### Problem details
State how many lines in the listing below include the word "document". Give nothing but the number.

___ Data for this exercise ___

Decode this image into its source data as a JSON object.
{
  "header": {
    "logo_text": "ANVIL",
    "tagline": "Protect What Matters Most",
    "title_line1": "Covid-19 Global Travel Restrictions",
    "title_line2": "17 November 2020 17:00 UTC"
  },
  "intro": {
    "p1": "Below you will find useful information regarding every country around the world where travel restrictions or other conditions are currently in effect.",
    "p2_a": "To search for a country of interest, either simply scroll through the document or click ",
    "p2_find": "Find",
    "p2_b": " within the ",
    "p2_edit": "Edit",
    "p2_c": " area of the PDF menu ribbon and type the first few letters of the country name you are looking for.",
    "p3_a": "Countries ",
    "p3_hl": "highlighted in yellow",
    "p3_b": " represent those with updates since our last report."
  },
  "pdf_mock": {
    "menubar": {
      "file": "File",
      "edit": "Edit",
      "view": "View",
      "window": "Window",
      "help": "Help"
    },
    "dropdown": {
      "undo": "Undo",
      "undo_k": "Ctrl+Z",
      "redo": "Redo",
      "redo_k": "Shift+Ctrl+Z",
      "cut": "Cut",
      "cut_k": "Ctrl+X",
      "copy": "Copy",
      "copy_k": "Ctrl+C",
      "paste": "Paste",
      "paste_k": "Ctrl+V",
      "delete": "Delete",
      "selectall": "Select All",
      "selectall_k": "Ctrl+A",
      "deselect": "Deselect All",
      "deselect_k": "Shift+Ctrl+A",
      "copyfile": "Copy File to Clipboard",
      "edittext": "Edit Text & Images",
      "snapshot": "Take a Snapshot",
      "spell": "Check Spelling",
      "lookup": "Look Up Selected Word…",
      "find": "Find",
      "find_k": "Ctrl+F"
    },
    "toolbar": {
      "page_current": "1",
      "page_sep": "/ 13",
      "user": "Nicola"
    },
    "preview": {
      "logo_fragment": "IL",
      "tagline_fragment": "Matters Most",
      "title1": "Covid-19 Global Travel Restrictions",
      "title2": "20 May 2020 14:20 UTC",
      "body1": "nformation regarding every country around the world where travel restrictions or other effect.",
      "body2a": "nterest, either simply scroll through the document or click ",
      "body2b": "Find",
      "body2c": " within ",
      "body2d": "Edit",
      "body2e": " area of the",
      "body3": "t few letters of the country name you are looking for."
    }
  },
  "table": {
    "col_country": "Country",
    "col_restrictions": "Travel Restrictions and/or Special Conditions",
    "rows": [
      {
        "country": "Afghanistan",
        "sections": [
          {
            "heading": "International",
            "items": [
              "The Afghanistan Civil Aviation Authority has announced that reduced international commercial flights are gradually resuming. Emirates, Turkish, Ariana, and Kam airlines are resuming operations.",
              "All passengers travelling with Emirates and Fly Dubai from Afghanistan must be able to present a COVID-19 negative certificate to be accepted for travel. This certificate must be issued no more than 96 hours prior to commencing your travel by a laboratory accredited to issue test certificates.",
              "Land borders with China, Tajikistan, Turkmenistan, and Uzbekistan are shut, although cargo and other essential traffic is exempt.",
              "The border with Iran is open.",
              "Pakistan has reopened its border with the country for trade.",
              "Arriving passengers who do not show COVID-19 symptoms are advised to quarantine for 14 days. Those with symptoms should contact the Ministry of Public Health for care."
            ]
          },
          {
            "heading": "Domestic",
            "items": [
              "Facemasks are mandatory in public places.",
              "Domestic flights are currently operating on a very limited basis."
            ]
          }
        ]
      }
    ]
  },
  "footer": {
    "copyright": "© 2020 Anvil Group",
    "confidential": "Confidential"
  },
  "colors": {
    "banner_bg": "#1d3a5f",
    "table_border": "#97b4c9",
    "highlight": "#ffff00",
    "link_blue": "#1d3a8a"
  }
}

___

### Complete response
2